__The task__: Return every line of the material exactly.

__Raw records__:
-- Begin --

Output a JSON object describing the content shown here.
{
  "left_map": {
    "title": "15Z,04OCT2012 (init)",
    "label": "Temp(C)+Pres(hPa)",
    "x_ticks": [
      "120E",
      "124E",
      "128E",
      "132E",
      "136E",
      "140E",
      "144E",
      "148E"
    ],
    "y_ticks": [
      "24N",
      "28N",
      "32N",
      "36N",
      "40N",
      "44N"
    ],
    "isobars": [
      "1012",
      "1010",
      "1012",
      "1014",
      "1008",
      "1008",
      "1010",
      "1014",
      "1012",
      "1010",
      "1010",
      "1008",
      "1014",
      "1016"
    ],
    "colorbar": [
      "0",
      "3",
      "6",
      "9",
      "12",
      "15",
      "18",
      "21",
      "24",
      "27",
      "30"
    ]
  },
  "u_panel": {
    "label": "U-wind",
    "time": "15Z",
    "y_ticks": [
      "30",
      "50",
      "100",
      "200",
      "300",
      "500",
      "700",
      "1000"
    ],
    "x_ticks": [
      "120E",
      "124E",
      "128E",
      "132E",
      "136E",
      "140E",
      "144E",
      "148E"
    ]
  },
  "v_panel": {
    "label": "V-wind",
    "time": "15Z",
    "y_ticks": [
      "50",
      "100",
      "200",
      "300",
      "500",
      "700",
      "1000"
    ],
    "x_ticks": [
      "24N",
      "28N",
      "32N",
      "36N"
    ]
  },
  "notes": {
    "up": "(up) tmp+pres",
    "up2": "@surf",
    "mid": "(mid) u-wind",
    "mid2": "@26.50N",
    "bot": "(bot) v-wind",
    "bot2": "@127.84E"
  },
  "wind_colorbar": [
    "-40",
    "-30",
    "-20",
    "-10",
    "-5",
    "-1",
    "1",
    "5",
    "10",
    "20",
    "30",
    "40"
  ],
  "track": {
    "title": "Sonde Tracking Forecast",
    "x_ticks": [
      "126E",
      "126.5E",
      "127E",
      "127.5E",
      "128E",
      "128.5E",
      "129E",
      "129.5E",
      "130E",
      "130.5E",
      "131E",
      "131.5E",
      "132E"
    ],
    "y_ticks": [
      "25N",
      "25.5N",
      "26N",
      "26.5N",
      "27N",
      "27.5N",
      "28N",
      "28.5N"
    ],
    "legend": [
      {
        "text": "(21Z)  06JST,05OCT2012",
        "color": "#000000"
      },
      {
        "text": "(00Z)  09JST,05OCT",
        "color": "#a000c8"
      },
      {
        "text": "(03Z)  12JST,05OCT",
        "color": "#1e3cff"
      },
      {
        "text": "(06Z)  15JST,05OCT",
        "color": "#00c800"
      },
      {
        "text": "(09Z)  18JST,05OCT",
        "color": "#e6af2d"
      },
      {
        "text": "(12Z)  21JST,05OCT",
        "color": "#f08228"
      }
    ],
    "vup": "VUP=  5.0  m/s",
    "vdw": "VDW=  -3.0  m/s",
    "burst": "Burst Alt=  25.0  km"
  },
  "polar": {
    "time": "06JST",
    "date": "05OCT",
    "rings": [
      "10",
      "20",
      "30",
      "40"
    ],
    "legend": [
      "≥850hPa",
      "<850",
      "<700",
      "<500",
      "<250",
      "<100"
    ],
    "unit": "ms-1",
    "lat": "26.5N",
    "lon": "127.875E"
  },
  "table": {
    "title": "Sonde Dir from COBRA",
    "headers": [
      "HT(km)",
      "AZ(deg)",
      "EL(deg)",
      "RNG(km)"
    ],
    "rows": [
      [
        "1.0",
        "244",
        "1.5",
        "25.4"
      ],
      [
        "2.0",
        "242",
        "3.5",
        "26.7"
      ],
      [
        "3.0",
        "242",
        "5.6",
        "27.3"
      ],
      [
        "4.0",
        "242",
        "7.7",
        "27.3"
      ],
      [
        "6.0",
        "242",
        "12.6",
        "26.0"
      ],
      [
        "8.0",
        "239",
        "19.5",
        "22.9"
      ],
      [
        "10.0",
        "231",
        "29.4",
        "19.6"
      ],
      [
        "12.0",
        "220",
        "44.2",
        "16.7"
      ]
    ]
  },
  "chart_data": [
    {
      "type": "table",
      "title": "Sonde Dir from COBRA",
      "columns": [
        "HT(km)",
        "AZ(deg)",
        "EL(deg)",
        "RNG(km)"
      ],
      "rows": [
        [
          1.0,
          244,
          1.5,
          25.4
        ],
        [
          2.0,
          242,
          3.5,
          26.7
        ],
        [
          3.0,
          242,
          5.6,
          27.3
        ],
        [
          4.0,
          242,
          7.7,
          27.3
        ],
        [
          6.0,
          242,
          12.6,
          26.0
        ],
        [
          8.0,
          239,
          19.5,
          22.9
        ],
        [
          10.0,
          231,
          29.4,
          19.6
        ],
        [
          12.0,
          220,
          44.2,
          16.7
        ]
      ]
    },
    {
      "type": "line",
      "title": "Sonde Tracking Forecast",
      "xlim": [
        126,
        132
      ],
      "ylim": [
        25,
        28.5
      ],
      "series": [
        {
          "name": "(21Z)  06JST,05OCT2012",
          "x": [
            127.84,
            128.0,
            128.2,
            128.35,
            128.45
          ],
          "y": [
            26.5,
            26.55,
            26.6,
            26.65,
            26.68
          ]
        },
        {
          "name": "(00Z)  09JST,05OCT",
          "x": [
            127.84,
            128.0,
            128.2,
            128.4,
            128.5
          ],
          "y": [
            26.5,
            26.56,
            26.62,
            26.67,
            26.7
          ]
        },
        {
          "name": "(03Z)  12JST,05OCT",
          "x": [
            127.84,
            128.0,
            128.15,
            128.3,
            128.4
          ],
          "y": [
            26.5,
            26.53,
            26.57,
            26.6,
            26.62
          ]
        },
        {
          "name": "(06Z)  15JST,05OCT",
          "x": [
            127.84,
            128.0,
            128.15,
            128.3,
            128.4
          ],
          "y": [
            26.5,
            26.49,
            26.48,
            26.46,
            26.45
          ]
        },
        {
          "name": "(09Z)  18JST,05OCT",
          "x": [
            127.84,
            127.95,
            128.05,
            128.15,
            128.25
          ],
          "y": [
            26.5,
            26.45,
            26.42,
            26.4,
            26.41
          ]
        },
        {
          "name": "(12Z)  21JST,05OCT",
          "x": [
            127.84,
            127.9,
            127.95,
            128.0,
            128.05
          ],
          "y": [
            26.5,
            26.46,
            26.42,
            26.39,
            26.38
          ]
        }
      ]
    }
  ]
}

-- End --

__Result below__:
Output a JSON object describing the content shown here.
{
  "left_map": {
    "title": "15Z,04OCT2012 (init)",
    "label": "Temp(C)+Pres(hPa)",
    "x_ticks": [
      "120E",
      "124E",
      "128E",
      "132E",
      "136E",
      "140E",
      "144E",
      "148E"
    ],
    "y_ticks": [
      "24N",
      "28N",
      "32N",
      "36N",
      "40N",
      "44N"
    ],
    "isobars": [
      "1012",
      "1010",
      "1012",
      "1014",
      "1008",
      "1008",
      "1010",
      "1014",
      "1012",
      "1010",
      "1010",
      "1008",
      "1014",
      "1016"
    ],
    "colorbar": [
      "0",
      "3",
      "6",
      "9",
      "12",
      "15",
      "18",
      "21",
      "24",
      "27",
      "30"
    ]
  },
  "u_panel": {
    "label": "U-wind",
    "time": "15Z",
    "y_ticks": [
      "30",
      "50",
      "100",
      "200",
      "300",
      "500",
      "700",
      "1000"
    ],
    "x_ticks": [
      "120E",
      "124E",
      "128E",
      "132E",
      "136E",
      "140E",
      "144E",
      "148E"
    ]
  },
  "v_panel": {
    "label": "V-wind",
    "time": "15Z",
    "y_ticks": [
      "50",
      "100",
      "200",
      "300",
      "500",
      "700",
      "1000"
    ],
    "x_ticks": [
      "24N",
      "28N",
      "32N",
      "36N"
    ]
  },
  "notes": {
    "up": "(up) tmp+pres",
    "up2": "@surf",
    "mid": "(mid) u-wind",
    "mid2": "@26.50N",
    "bot": "(bot) v-wind",
    "bot2": "@127.84E"
  },
  "wind_colorbar": [
    "-40",
    "-30",
    "-20",
    "-10",
    "-5",
    "-1",
    "1",
    "5",
    "10",
    "20",
    "30",
    "40"
  ],
  "track": {
    "title": "Sonde Tracking Forecast",
    "x_ticks": [
      "126E",
      "126.5E",
      "127E",
      "127.5E",
      "128E",
      "128.5E",
      "129E",
      "129.5E",
      "130E",
      "130.5E",
      "131E",
      "131.5E",
      "132E"
    ],
    "y_ticks": [
      "25N",
      "25.5N",
      "26N",
      "26.5N",
      "27N",
      "27.5N",
      "28N",
      "28.5N"
    ],
    "legend": [
      {
        "text": "(21Z)  06JST,05OCT2012",
        "color": "#000000"
      },
      {
        "text": "(00Z)  09JST,05OCT",
        "color": "#a000c8"
      },
      {
        "text": "(03Z)  12JST,05OCT",
        "color": "#1e3cff"
      },
      {
        "text": "(06Z)  15JST,05OCT",
        "color": "#00c800"
      },
      {
        "text": "(09Z)  18JST,05OCT",
        "color": "#e6af2d"
      },
      {
        "text": "(12Z)  21JST,05OCT",
        "color": "#f08228"
      }
    ],
    "vup": "VUP=  5.0  m/s",
    "vdw": "VDW=  -3.0  m/s",
    "burst": "Burst Alt=  25.0  km"
  },
  "polar": {
    "time": "06JST",
    "date": "05OCT",
    "rings": [
      "10",
      "20",
      "30",
      "40"
    ],
    "legend": [
      "≥850hPa",
      "<850",
      "<700",
      "<500",
      "<250",
      "<100"
    ],
    "unit": "ms-1",
    "lat": "26.5N",
    "lon": "127.875E"
  },
  "table": {
    "title": "Sonde Dir from COBRA",
    "headers": [
      "HT(km)",
      "AZ(deg)",
      "EL(deg)",
      "RNG(km)"
    ],
    "rows": [
      [
        "1.0",
        "244",
        "1.5",
        "25.4"
      ],
      [
        "2.0",
        "242",
        "3.5",
        "26.7"
      ],
      [
        "3.0",
        "242",
        "5.6",
        "27.3"
      ],
      [
        "4.0",
        "242",
        "7.7",
        "27.3"
      ],
      [
        "6.0",
        "242",
        "12.6",
        "26.0"
      ],
      [
        "8.0",
        "239",
        "19.5",
        "22.9"
      ],
      [
        "10.0",
        "231",
        "29.4",
        "19.6"
      ],
      [
        "12.0",
        "220",
        "44.2",
        "16.7"
      ]
    ]
  },
  "chart_data": [
    {
      "type": "table",
      "title": "Sonde Dir from COBRA",
      "columns": [
        "HT(km)",
        "AZ(deg)",
        "EL(deg)",
        "RNG(km)"
      ],
      "rows": [
        [
          1.0,
          244,
          1.5,
          25.4
        ],
        [
          2.0,
          242,
          3.5,
          26.7
        ],
        [
          3.0,
          242,
          5.6,
          27.3
        ],
        [
          4.0,
          242,
          7.7,
          27.3
        ],
        [
          6.0,
          242,
          12.6,
          26.0
        ],
        [
          8.0,
          239,
          19.5,
          22.9
        ],
        [
          10.0,
          231,
          29.4,
          19.6
        ],
        [
          12.0,
          220,
          44.2,
          16.7
        ]
      ]
    },
    {
      "type": "line",
      "title": "Sonde Tracking Forecast",
      "xlim": [
        126,
        132
      ],
      "ylim": [
        25,
        28.5
      ],
      "series": [
        {
          "name": "(21Z)  06JST,05OCT2012",
          "x": [
            127.84,
            128.0,
            128.2,
            128.35,
            128.45
          ],
          "y": [
            26.5,
            26.55,
            26.6,
            26.65,
            26.68
          ]
        },
        {
          "name": "(00Z)  09JST,05OCT",
          "x": [
            127.84,
            128.0,
            128.2,
            128.4,
            128.5
          ],
          "y": [
            26.5,
            26.56,
            26.62,
            26.67,
            26.7
          ]
        },
        {
          "name": "(03Z)  12JST,05OCT",
          "x": [
            127.84,
            128.0,
            128.15,
            128.3,
            128.4
          ],
          "y": [
            26.5,
            26.53,
            26.57,
            26.6,
            26.62
          ]
        },
        {
          "name": "(06Z)  15JST,05OCT",
          "x": [
            127.84,
            128.0,
            128.15,
            128.3,
            128.4
          ],
          "y": [
            26.5,
            26.49,
            26.48,
            26.46,
            26.45
          ]
        },
        {
          "name": "(09Z)  18JST,05OCT",
          "x": [
            127.84,
            127.95,
            128.05,
            128.15,
            128.25
          ],
          "y": [
            26.5,
            26.45,
            26.42,
            26.4,
            26.41
          ]
        },
        {
          "name": "(12Z)  21JST,05OCT",
          "x": [
            127.84,
            127.9,
            127.95,
            128.0,
            128.05
          ],
          "y": [
            26.5,
            26.46,
            26.42,
            26.39,
            26.38
          ]
        }
      ]
    }
  ]
}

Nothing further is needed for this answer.